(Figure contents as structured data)
════
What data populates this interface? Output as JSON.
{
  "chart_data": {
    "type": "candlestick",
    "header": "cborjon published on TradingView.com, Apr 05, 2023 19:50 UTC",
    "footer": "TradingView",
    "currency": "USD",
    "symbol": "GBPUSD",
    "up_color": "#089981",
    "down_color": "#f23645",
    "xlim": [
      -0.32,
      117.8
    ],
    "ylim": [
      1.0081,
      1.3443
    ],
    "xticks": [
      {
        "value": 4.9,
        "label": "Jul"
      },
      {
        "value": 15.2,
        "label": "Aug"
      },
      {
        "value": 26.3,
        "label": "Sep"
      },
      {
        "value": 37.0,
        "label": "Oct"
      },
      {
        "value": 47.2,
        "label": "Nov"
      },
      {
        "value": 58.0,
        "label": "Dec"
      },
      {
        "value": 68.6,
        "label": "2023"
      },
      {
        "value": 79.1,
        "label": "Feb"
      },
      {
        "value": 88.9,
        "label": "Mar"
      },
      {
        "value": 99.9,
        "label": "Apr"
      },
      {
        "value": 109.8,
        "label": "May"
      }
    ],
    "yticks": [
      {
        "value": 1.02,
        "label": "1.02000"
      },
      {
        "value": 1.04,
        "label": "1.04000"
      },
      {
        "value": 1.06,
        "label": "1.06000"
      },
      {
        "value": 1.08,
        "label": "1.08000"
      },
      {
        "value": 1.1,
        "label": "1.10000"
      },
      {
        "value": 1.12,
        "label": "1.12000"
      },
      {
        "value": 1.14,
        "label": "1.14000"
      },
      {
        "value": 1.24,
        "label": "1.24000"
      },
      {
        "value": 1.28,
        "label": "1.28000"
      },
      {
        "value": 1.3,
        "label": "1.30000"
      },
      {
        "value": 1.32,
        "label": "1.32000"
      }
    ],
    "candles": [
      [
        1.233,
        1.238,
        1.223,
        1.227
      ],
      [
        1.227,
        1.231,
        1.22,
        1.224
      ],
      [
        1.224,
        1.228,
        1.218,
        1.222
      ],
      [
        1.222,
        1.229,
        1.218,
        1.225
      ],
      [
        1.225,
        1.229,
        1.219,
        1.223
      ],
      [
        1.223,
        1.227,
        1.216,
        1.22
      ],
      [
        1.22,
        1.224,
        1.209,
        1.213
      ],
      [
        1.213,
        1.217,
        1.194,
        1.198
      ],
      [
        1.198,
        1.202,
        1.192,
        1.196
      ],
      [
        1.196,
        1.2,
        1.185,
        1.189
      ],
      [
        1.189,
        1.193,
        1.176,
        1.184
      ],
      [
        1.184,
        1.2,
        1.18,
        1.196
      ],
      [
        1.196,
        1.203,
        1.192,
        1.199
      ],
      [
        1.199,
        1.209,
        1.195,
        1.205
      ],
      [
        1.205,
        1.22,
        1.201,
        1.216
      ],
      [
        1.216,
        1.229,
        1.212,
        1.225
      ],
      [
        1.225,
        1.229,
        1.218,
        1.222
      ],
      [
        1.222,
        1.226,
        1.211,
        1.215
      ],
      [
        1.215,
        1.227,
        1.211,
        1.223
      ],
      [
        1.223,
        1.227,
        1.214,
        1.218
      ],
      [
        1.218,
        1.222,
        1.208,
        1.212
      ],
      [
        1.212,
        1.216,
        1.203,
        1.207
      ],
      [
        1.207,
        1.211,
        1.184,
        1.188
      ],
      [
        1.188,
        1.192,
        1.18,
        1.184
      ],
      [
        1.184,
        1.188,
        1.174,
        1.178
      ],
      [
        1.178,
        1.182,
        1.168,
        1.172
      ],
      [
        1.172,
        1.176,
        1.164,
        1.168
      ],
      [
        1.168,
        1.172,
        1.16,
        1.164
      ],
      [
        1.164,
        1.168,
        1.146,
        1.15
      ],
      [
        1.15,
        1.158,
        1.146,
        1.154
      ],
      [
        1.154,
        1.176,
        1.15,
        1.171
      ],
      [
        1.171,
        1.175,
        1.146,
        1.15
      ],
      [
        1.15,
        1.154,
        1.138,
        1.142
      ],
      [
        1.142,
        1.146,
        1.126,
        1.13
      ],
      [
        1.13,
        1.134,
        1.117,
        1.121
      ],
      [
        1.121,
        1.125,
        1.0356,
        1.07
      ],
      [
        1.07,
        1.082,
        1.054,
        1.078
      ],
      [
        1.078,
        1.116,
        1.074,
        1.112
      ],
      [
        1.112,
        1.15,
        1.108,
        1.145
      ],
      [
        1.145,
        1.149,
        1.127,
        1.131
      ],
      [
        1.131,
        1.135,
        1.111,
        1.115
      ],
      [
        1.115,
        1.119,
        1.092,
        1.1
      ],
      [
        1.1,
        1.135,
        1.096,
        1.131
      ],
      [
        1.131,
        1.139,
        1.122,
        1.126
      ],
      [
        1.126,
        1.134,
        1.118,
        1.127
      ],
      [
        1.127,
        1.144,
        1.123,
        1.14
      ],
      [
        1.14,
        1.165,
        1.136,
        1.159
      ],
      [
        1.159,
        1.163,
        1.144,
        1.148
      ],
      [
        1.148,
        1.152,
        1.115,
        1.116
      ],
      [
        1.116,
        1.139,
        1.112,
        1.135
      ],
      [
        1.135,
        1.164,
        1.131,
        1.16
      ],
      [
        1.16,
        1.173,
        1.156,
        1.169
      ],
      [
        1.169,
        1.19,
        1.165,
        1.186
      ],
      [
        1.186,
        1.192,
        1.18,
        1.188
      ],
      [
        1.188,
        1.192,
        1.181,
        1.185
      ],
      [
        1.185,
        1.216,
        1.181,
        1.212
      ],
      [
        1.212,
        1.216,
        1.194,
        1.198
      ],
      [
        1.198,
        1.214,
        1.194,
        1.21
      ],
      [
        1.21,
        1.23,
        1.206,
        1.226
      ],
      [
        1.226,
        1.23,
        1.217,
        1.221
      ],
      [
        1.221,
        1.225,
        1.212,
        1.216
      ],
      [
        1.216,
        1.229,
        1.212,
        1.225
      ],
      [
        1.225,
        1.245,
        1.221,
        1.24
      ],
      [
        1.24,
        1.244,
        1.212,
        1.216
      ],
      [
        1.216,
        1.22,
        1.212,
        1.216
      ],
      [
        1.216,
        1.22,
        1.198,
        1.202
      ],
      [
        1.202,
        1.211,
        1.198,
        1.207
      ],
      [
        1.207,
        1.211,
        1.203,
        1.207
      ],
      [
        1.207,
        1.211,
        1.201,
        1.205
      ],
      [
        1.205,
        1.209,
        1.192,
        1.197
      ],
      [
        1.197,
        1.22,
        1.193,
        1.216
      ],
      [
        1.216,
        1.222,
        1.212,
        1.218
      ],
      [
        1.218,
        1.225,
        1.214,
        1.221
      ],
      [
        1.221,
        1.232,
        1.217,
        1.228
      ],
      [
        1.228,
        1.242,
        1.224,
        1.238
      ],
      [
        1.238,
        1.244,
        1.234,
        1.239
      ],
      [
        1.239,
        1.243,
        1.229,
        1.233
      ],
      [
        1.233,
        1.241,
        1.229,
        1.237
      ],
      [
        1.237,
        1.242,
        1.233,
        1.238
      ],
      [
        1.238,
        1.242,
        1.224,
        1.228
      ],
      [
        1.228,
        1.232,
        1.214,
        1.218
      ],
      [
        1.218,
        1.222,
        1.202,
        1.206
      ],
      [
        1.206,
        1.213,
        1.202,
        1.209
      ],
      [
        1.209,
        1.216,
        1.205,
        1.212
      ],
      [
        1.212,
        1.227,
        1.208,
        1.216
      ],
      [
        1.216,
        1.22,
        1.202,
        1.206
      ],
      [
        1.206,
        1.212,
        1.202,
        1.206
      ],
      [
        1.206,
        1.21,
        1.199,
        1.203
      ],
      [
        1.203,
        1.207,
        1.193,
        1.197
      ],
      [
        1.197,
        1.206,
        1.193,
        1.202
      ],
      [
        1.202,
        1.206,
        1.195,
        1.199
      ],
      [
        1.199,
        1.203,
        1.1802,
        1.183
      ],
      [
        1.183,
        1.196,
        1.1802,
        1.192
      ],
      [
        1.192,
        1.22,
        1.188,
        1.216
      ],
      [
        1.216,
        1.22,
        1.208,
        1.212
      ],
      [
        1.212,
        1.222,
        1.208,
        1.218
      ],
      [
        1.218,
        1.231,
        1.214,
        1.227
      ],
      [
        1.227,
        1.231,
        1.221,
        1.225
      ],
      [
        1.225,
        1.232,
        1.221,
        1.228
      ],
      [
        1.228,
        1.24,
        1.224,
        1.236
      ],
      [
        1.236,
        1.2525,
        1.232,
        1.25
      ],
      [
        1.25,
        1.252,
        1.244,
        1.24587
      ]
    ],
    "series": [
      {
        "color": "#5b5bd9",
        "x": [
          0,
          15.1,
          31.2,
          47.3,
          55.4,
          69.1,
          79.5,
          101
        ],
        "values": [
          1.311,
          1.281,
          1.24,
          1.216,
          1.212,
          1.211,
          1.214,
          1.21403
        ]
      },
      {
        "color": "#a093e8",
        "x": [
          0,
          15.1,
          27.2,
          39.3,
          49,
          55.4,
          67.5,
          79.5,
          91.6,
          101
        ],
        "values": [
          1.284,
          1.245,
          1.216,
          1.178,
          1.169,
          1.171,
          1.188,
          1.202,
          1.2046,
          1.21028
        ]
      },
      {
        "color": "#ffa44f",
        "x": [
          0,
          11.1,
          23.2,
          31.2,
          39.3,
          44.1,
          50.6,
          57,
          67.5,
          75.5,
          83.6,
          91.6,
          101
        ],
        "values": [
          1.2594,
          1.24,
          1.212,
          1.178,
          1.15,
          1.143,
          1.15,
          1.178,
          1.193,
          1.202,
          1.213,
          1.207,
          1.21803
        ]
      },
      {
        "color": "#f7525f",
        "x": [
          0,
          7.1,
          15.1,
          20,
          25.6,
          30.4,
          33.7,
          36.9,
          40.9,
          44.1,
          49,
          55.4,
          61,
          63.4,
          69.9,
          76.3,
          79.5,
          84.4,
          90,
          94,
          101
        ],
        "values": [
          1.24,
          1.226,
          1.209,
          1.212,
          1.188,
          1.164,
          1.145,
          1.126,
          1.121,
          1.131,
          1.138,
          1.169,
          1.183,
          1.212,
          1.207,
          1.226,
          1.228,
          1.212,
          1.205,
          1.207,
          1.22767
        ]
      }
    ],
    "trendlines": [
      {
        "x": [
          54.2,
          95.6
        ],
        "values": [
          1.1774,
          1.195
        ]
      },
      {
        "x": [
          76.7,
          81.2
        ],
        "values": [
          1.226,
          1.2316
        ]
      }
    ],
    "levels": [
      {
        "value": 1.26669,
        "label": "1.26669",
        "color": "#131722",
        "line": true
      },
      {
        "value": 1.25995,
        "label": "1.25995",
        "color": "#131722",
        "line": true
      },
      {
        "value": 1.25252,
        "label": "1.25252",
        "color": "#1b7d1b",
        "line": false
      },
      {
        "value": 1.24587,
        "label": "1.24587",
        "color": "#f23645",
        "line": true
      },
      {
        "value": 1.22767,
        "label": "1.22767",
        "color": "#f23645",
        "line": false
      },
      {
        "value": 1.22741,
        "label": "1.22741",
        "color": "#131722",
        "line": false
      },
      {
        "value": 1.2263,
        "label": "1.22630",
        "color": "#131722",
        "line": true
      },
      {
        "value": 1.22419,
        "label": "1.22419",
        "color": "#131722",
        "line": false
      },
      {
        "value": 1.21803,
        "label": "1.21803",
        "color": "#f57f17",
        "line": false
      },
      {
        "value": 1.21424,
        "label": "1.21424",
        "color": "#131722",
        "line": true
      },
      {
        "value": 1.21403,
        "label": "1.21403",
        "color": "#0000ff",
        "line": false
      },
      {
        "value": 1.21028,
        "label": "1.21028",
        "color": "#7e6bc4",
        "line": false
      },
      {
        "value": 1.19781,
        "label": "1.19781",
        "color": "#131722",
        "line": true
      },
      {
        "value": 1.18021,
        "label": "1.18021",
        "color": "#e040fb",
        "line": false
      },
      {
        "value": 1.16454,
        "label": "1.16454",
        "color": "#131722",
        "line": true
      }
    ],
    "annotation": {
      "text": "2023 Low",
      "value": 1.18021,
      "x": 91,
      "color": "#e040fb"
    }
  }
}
════
Task instructions.
Across the records above, count the lines holding "TradingView" and reply with that number alone.

Correct response.
2